======== Input rows ========
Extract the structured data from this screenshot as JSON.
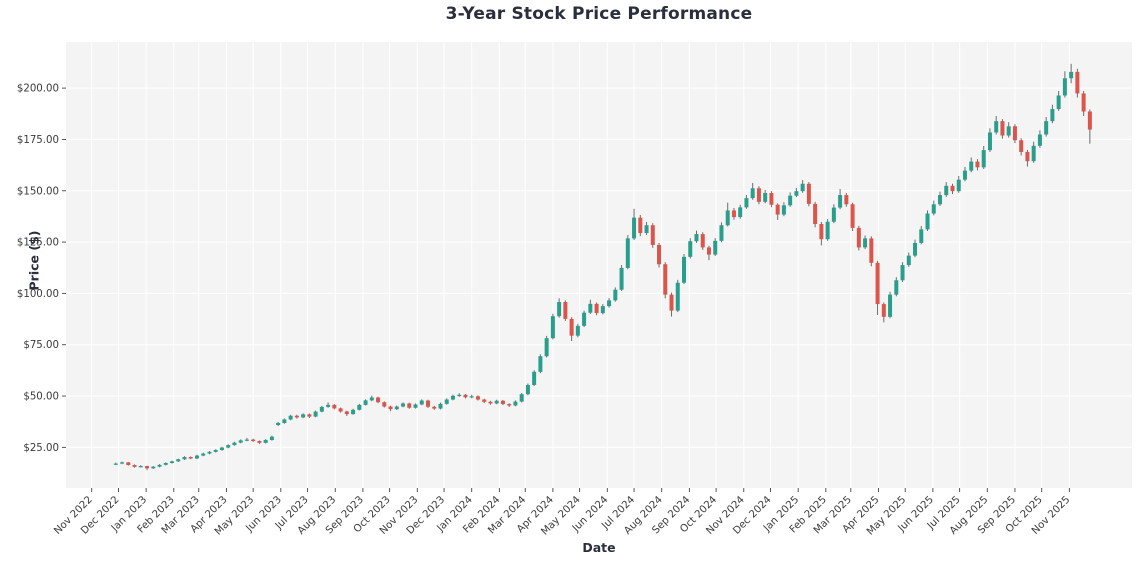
{
  "chart_data": {
    "type": "candlestick",
    "title": "3-Year Stock Price Performance",
    "xlabel": "Date",
    "ylabel": "Price ($)",
    "legend": null,
    "grid": true,
    "plot_bg_color": "#f4f4f5",
    "grid_color": "#ffffff",
    "up_color": "#2a9e8c",
    "down_color": "#db554b",
    "wick_color": "#4a4a4a",
    "tick_label_color": "#3a3a3a",
    "title_color": "#2a2e3d",
    "ylim": [
      5,
      222
    ],
    "xlim": [
      "2022-10-01",
      "2026-01-04"
    ],
    "y_ticks": [
      {
        "label": "$25.00",
        "value": 25
      },
      {
        "label": "$50.00",
        "value": 50
      },
      {
        "label": "$75.00",
        "value": 75
      },
      {
        "label": "$100.00",
        "value": 100
      },
      {
        "label": "$125.00",
        "value": 125
      },
      {
        "label": "$150.00",
        "value": 150
      },
      {
        "label": "$175.00",
        "value": 175
      },
      {
        "label": "$200.00",
        "value": 200
      }
    ],
    "x_ticks": [
      {
        "label": "Nov 2022",
        "month": "2022-11"
      },
      {
        "label": "Dec 2022",
        "month": "2022-12"
      },
      {
        "label": "Jan 2023",
        "month": "2023-01"
      },
      {
        "label": "Feb 2023",
        "month": "2023-02"
      },
      {
        "label": "Mar 2023",
        "month": "2023-03"
      },
      {
        "label": "Apr 2023",
        "month": "2023-04"
      },
      {
        "label": "May 2023",
        "month": "2023-05"
      },
      {
        "label": "Jun 2023",
        "month": "2023-06"
      },
      {
        "label": "Jul 2023",
        "month": "2023-07"
      },
      {
        "label": "Aug 2023",
        "month": "2023-08"
      },
      {
        "label": "Sep 2023",
        "month": "2023-09"
      },
      {
        "label": "Oct 2023",
        "month": "2023-10"
      },
      {
        "label": "Nov 2023",
        "month": "2023-11"
      },
      {
        "label": "Dec 2023",
        "month": "2023-12"
      },
      {
        "label": "Jan 2024",
        "month": "2024-01"
      },
      {
        "label": "Feb 2024",
        "month": "2024-02"
      },
      {
        "label": "Mar 2024",
        "month": "2024-03"
      },
      {
        "label": "Apr 2024",
        "month": "2024-04"
      },
      {
        "label": "May 2024",
        "month": "2024-05"
      },
      {
        "label": "Jun 2024",
        "month": "2024-06"
      },
      {
        "label": "Jul 2024",
        "month": "2024-07"
      },
      {
        "label": "Aug 2024",
        "month": "2024-08"
      },
      {
        "label": "Sep 2024",
        "month": "2024-09"
      },
      {
        "label": "Oct 2024",
        "month": "2024-10"
      },
      {
        "label": "Nov 2024",
        "month": "2024-11"
      },
      {
        "label": "Dec 2024",
        "month": "2024-12"
      },
      {
        "label": "Jan 2025",
        "month": "2025-01"
      },
      {
        "label": "Feb 2025",
        "month": "2025-02"
      },
      {
        "label": "Mar 2025",
        "month": "2025-03"
      },
      {
        "label": "Apr 2025",
        "month": "2025-04"
      },
      {
        "label": "May 2025",
        "month": "2025-05"
      },
      {
        "label": "Jun 2025",
        "month": "2025-06"
      },
      {
        "label": "Jul 2025",
        "month": "2025-07"
      },
      {
        "label": "Aug 2025",
        "month": "2025-08"
      },
      {
        "label": "Sep 2025",
        "month": "2025-09"
      },
      {
        "label": "Oct 2025",
        "month": "2025-10"
      },
      {
        "label": "Nov 2025",
        "month": "2025-11"
      }
    ],
    "series_start_date": "2022-11-28",
    "interval_days": 7,
    "ohlc_fields": [
      "open",
      "high",
      "low",
      "close"
    ],
    "candles": [
      [
        16.8,
        17.6,
        16.4,
        17.1
      ],
      [
        17.1,
        18.1,
        16.8,
        17.7
      ],
      [
        17.7,
        17.9,
        16.1,
        16.4
      ],
      [
        16.4,
        16.7,
        15.1,
        15.5
      ],
      [
        15.5,
        16.3,
        15.2,
        15.9
      ],
      [
        15.9,
        16.1,
        13.9,
        14.8
      ],
      [
        14.8,
        15.9,
        14.5,
        15.6
      ],
      [
        15.6,
        16.8,
        15.3,
        16.5
      ],
      [
        16.5,
        17.7,
        16.2,
        17.4
      ],
      [
        17.4,
        18.5,
        17.1,
        18.2
      ],
      [
        18.2,
        19.5,
        17.9,
        19.2
      ],
      [
        19.2,
        20.7,
        18.9,
        20.3
      ],
      [
        20.3,
        20.6,
        19.2,
        19.6
      ],
      [
        19.6,
        21.4,
        19.3,
        21.0
      ],
      [
        21.0,
        22.4,
        20.7,
        22.0
      ],
      [
        22.0,
        23.2,
        21.6,
        22.8
      ],
      [
        22.8,
        24.1,
        22.5,
        23.7
      ],
      [
        23.7,
        25.3,
        23.4,
        24.9
      ],
      [
        24.9,
        26.5,
        24.6,
        26.1
      ],
      [
        26.1,
        27.7,
        25.8,
        27.3
      ],
      [
        27.3,
        28.9,
        27.0,
        28.4
      ],
      [
        28.4,
        29.6,
        28.0,
        28.8
      ],
      [
        28.8,
        29.2,
        27.7,
        28.1
      ],
      [
        28.1,
        28.4,
        26.6,
        27.2
      ],
      [
        27.2,
        29.0,
        26.9,
        28.6
      ],
      [
        28.6,
        30.7,
        28.3,
        30.2
      ],
      [
        35.9,
        37.4,
        35.4,
        36.9
      ],
      [
        36.9,
        39.1,
        36.5,
        38.6
      ],
      [
        38.6,
        40.9,
        38.2,
        40.4
      ],
      [
        40.4,
        40.9,
        39.0,
        39.6
      ],
      [
        39.6,
        41.6,
        39.2,
        41.1
      ],
      [
        41.1,
        41.5,
        39.3,
        40.0
      ],
      [
        40.0,
        42.9,
        39.7,
        42.4
      ],
      [
        42.4,
        45.2,
        42.1,
        44.7
      ],
      [
        44.7,
        46.9,
        44.3,
        45.7
      ],
      [
        45.7,
        46.1,
        43.5,
        44.0
      ],
      [
        44.0,
        44.4,
        41.9,
        42.5
      ],
      [
        42.5,
        42.9,
        40.3,
        41.2
      ],
      [
        41.2,
        43.8,
        40.9,
        43.3
      ],
      [
        43.3,
        46.2,
        43.0,
        45.7
      ],
      [
        45.7,
        48.4,
        45.4,
        47.9
      ],
      [
        47.9,
        50.2,
        47.5,
        49.3
      ],
      [
        49.3,
        49.7,
        46.5,
        47.0
      ],
      [
        47.0,
        47.4,
        44.4,
        44.9
      ],
      [
        44.9,
        45.3,
        42.6,
        43.6
      ],
      [
        43.6,
        45.4,
        43.2,
        44.9
      ],
      [
        44.9,
        46.9,
        44.5,
        46.4
      ],
      [
        46.4,
        46.8,
        43.8,
        44.3
      ],
      [
        44.3,
        46.4,
        43.9,
        45.9
      ],
      [
        45.9,
        48.4,
        45.5,
        47.8
      ],
      [
        47.8,
        48.2,
        44.2,
        44.8
      ],
      [
        44.8,
        45.2,
        43.3,
        43.9
      ],
      [
        43.9,
        46.8,
        43.5,
        46.2
      ],
      [
        46.2,
        48.9,
        45.8,
        48.3
      ],
      [
        48.3,
        50.7,
        47.9,
        50.1
      ],
      [
        50.1,
        51.4,
        49.6,
        50.6
      ],
      [
        50.6,
        51.0,
        48.8,
        49.4
      ],
      [
        49.4,
        50.6,
        48.9,
        49.9
      ],
      [
        49.9,
        50.3,
        47.8,
        48.3
      ],
      [
        48.3,
        48.7,
        46.6,
        47.2
      ],
      [
        47.2,
        47.7,
        45.8,
        46.4
      ],
      [
        46.4,
        48.2,
        46.0,
        47.7
      ],
      [
        47.7,
        48.1,
        45.6,
        46.1
      ],
      [
        46.1,
        46.5,
        44.7,
        45.4
      ],
      [
        45.4,
        47.9,
        45.0,
        47.3
      ],
      [
        47.3,
        51.5,
        46.9,
        50.9
      ],
      [
        50.9,
        56.1,
        50.4,
        55.4
      ],
      [
        55.4,
        62.6,
        54.9,
        61.8
      ],
      [
        61.8,
        70.3,
        61.2,
        69.4
      ],
      [
        69.4,
        79.3,
        68.8,
        78.2
      ],
      [
        78.2,
        90.1,
        77.6,
        88.9
      ],
      [
        88.9,
        97.6,
        88.2,
        95.8
      ],
      [
        95.8,
        96.6,
        86.6,
        87.6
      ],
      [
        87.6,
        88.4,
        76.8,
        79.4
      ],
      [
        79.4,
        85.2,
        78.6,
        84.2
      ],
      [
        84.2,
        91.6,
        83.6,
        90.6
      ],
      [
        90.6,
        96.9,
        90.0,
        94.9
      ],
      [
        94.9,
        95.6,
        89.4,
        90.4
      ],
      [
        90.4,
        94.8,
        89.8,
        93.8
      ],
      [
        93.8,
        97.7,
        93.1,
        96.6
      ],
      [
        96.6,
        102.9,
        96.0,
        101.8
      ],
      [
        101.8,
        113.8,
        101.2,
        112.4
      ],
      [
        112.4,
        128.4,
        111.8,
        126.8
      ],
      [
        126.8,
        141.2,
        126.0,
        136.9
      ],
      [
        136.9,
        138.2,
        127.9,
        129.4
      ],
      [
        129.4,
        134.8,
        128.4,
        133.2
      ],
      [
        133.2,
        134.2,
        122.2,
        123.6
      ],
      [
        123.6,
        124.6,
        112.6,
        114.2
      ],
      [
        114.2,
        115.2,
        97.6,
        99.4
      ],
      [
        99.4,
        100.4,
        88.7,
        91.6
      ],
      [
        91.6,
        106.6,
        90.9,
        105.2
      ],
      [
        105.2,
        119.2,
        104.6,
        117.8
      ],
      [
        117.8,
        126.9,
        117.0,
        125.4
      ],
      [
        125.4,
        130.6,
        124.6,
        128.9
      ],
      [
        128.9,
        129.8,
        121.2,
        122.4
      ],
      [
        122.4,
        123.2,
        116.2,
        118.9
      ],
      [
        118.9,
        126.9,
        118.2,
        125.6
      ],
      [
        125.6,
        134.6,
        124.9,
        133.2
      ],
      [
        133.2,
        144.2,
        132.6,
        140.4
      ],
      [
        140.4,
        141.6,
        135.9,
        137.2
      ],
      [
        137.2,
        143.2,
        136.4,
        141.9
      ],
      [
        141.9,
        147.9,
        141.2,
        146.4
      ],
      [
        146.4,
        153.8,
        145.6,
        151.2
      ],
      [
        151.2,
        152.2,
        143.4,
        144.6
      ],
      [
        144.6,
        150.4,
        143.9,
        148.9
      ],
      [
        148.9,
        149.8,
        142.0,
        143.2
      ],
      [
        143.2,
        143.9,
        135.8,
        138.4
      ],
      [
        138.4,
        144.4,
        137.6,
        142.9
      ],
      [
        142.9,
        149.2,
        142.2,
        147.6
      ],
      [
        147.6,
        151.4,
        146.9,
        149.8
      ],
      [
        149.8,
        155.2,
        149.0,
        153.4
      ],
      [
        153.4,
        154.2,
        142.4,
        143.6
      ],
      [
        143.6,
        144.6,
        132.2,
        133.8
      ],
      [
        133.8,
        134.8,
        123.4,
        126.4
      ],
      [
        126.4,
        136.2,
        125.6,
        134.9
      ],
      [
        134.9,
        143.4,
        134.2,
        141.8
      ],
      [
        141.8,
        150.8,
        141.0,
        147.9
      ],
      [
        147.9,
        148.9,
        142.2,
        143.4
      ],
      [
        143.4,
        144.2,
        130.4,
        131.9
      ],
      [
        131.9,
        132.9,
        120.9,
        122.4
      ],
      [
        122.4,
        128.2,
        121.6,
        126.8
      ],
      [
        126.8,
        127.8,
        113.2,
        114.9
      ],
      [
        114.9,
        115.9,
        89.5,
        94.8
      ],
      [
        94.8,
        95.6,
        85.9,
        88.6
      ],
      [
        88.6,
        100.8,
        87.9,
        99.4
      ],
      [
        99.4,
        107.9,
        98.6,
        106.4
      ],
      [
        106.4,
        115.2,
        105.6,
        113.8
      ],
      [
        113.8,
        119.9,
        112.9,
        118.4
      ],
      [
        118.4,
        126.2,
        117.6,
        124.6
      ],
      [
        124.6,
        132.8,
        123.9,
        131.2
      ],
      [
        131.2,
        140.4,
        130.4,
        138.9
      ],
      [
        138.9,
        145.2,
        138.0,
        143.4
      ],
      [
        143.4,
        149.6,
        142.6,
        147.9
      ],
      [
        147.9,
        154.2,
        147.0,
        152.4
      ],
      [
        152.4,
        153.4,
        148.4,
        149.8
      ],
      [
        149.8,
        157.2,
        149.0,
        155.4
      ],
      [
        155.4,
        161.6,
        154.6,
        159.8
      ],
      [
        159.8,
        166.2,
        159.0,
        164.2
      ],
      [
        164.2,
        165.4,
        159.9,
        161.4
      ],
      [
        161.4,
        171.8,
        160.6,
        169.8
      ],
      [
        169.8,
        180.4,
        168.9,
        178.4
      ],
      [
        178.4,
        186.4,
        177.4,
        183.9
      ],
      [
        183.9,
        184.9,
        175.4,
        176.9
      ],
      [
        176.9,
        183.4,
        175.9,
        181.4
      ],
      [
        181.4,
        182.4,
        173.2,
        174.6
      ],
      [
        174.6,
        175.6,
        167.2,
        168.9
      ],
      [
        168.9,
        169.9,
        161.8,
        164.4
      ],
      [
        164.4,
        173.9,
        163.6,
        171.9
      ],
      [
        171.9,
        179.4,
        170.9,
        177.4
      ],
      [
        177.4,
        185.9,
        176.4,
        183.9
      ],
      [
        183.9,
        191.9,
        182.9,
        189.8
      ],
      [
        189.8,
        198.6,
        188.9,
        196.4
      ],
      [
        196.4,
        208.2,
        195.4,
        204.8
      ],
      [
        204.8,
        211.8,
        202.4,
        207.9
      ],
      [
        207.9,
        209.4,
        195.4,
        197.4
      ],
      [
        197.4,
        198.6,
        186.4,
        188.6
      ],
      [
        188.6,
        189.6,
        172.9,
        179.8
      ]
    ]
  }
}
========
=== Aim of the exercise ===
Go through the records and copy each line with "Price" in it.

=== Task result ===
    "title": "3-Year Stock Price Performance",
    "ylabel": "Price ($)",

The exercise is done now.